> **WORK INSTRUCTIONS**
Copy out each line exactly as it appears.

> **EXTRACTED MATERIAL**

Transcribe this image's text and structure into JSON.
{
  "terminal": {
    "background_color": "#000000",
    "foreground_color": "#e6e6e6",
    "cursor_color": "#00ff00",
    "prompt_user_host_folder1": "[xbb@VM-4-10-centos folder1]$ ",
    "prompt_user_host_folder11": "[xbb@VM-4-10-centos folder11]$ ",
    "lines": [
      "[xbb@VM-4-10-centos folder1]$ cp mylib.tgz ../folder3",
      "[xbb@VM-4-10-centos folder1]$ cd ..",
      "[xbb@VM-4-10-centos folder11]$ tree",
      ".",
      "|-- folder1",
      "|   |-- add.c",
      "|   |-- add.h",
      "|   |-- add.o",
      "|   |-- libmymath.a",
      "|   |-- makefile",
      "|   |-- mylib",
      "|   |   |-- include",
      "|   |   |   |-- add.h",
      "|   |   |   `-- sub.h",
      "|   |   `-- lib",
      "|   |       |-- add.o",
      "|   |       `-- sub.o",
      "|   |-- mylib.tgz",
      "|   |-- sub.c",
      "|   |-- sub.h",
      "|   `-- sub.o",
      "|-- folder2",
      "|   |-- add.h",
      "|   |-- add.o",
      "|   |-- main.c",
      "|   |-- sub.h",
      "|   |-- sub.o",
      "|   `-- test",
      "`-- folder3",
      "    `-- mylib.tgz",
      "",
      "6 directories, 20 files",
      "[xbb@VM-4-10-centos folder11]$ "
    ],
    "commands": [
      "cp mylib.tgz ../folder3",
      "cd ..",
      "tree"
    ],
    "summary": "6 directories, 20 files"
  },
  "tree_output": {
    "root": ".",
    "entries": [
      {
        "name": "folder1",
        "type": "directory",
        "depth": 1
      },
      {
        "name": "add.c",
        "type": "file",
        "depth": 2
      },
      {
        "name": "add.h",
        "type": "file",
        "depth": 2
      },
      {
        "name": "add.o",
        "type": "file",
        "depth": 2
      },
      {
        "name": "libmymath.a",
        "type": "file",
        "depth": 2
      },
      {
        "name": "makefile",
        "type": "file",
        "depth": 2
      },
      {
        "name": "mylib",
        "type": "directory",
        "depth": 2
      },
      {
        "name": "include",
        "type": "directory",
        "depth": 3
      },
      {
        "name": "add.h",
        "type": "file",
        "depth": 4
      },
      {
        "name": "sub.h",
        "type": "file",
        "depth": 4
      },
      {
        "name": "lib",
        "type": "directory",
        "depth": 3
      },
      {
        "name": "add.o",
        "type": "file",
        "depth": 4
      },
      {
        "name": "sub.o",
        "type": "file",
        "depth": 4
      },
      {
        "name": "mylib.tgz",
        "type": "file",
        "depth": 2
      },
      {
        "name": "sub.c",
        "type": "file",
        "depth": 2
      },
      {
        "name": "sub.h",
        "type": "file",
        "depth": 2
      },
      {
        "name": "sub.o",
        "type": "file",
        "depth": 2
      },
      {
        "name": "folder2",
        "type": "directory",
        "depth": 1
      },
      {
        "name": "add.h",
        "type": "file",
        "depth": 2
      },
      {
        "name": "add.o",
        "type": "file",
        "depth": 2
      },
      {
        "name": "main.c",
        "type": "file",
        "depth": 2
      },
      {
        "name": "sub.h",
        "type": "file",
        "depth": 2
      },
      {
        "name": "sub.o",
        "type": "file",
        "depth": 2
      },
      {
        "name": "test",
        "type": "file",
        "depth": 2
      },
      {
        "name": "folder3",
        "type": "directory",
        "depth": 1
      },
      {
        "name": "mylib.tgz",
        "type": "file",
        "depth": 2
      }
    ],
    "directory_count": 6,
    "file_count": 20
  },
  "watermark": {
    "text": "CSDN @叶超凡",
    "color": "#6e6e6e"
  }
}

> **EXERCISE RESULT**
Transcribe this image's text and structure into JSON.
{
  "terminal": {
    "background_color": "#000000",
    "foreground_color": "#e6e6e6",
    "cursor_color": "#00ff00",
    "prompt_user_host_folder1": "[xbb@VM-4-10-centos folder1]$ ",
    "prompt_user_host_folder11": "[xbb@VM-4-10-centos folder11]$ ",
    "lines": [
      "[xbb@VM-4-10-centos folder1]$ cp mylib.tgz ../folder3",
      "[xbb@VM-4-10-centos folder1]$ cd ..",
      "[xbb@VM-4-10-centos folder11]$ tree",
      ".",
      "|-- folder1",
      "|   |-- add.c",
      "|   |-- add.h",
      "|   |-- add.o",
      "|   |-- libmymath.a",
      "|   |-- makefile",
      "|   |-- mylib",
      "|   |   |-- include",
      "|   |   |   |-- add.h",
      "|   |   |   `-- sub.h",
      "|   |   `-- lib",
      "|   |       |-- add.o",
      "|   |       `-- sub.o",
      "|   |-- mylib.tgz",
      "|   |-- sub.c",
      "|   |-- sub.h",
      "|   `-- sub.o",
      "|-- folder2",
      "|   |-- add.h",
      "|   |-- add.o",
      "|   |-- main.c",
      "|   |-- sub.h",
      "|   |-- sub.o",
      "|   `-- test",
      "`-- folder3",
      "    `-- mylib.tgz",
      "",
      "6 directories, 20 files",
      "[xbb@VM-4-10-centos folder11]$ "
    ],
    "commands": [
      "cp mylib.tgz ../folder3",
      "cd ..",
      "tree"
    ],
    "summary": "6 directories, 20 files"
  },
  "tree_output": {
    "root": ".",
    "entries": [
      {
        "name": "folder1",
        "type": "directory",
        "depth": 1
      },
      {
        "name": "add.c",
        "type": "file",
        "depth": 2
      },
      {
        "name": "add.h",
        "type": "file",
        "depth": 2
      },
      {
        "name": "add.o",
        "type": "file",
        "depth": 2
      },
      {
        "name": "libmymath.a",
        "type": "file",
        "depth": 2
      },
      {
        "name": "makefile",
        "type": "file",
        "depth": 2
      },
      {
        "name": "mylib",
        "type": "directory",
        "depth": 2
      },
      {
        "name": "include",
        "type": "directory",
        "depth": 3
      },
      {
        "name": "add.h",
        "type": "file",
        "depth": 4
      },
      {
        "name": "sub.h",
        "type": "file",
        "depth": 4
      },
      {
        "name": "lib",
        "type": "directory",
        "depth": 3
      },
      {
        "name": "add.o",
        "type": "file",
        "depth": 4
      },
      {
        "name": "sub.o",
        "type": "file",
        "depth": 4
      },
      {
        "name": "mylib.tgz",
        "type": "file",
        "depth": 2
      },
      {
        "name": "sub.c",
        "type": "file",
        "depth": 2
      },
      {
        "name": "sub.h",
        "type": "file",
        "depth": 2
      },
      {
        "name": "sub.o",
        "type": "file",
        "depth": 2
      },
      {
        "name": "folder2",
        "type": "directory",
        "depth": 1
      },
      {
        "name": "add.h",
        "type": "file",
        "depth": 2
      },
      {
        "name": "add.o",
        "type": "file",
        "depth": 2
      },
      {
        "name": "main.c",
        "type": "file",
        "depth": 2
      },
      {
        "name": "sub.h",
        "type": "file",
        "depth": 2
      },
      {
        "name": "sub.o",
        "type": "file",
        "depth": 2
      },
      {
        "name": "test",
        "type": "file",
        "depth": 2
      },
      {
        "name": "folder3",
        "type": "directory",
        "depth": 1
      },
      {
        "name": "mylib.tgz",
        "type": "file",
        "depth": 2
      }
    ],
    "directory_count": 6,
    "file_count": 20
  },
  "watermark": {
    "text": "CSDN @叶超凡",
    "color": "#6e6e6e"
  }
}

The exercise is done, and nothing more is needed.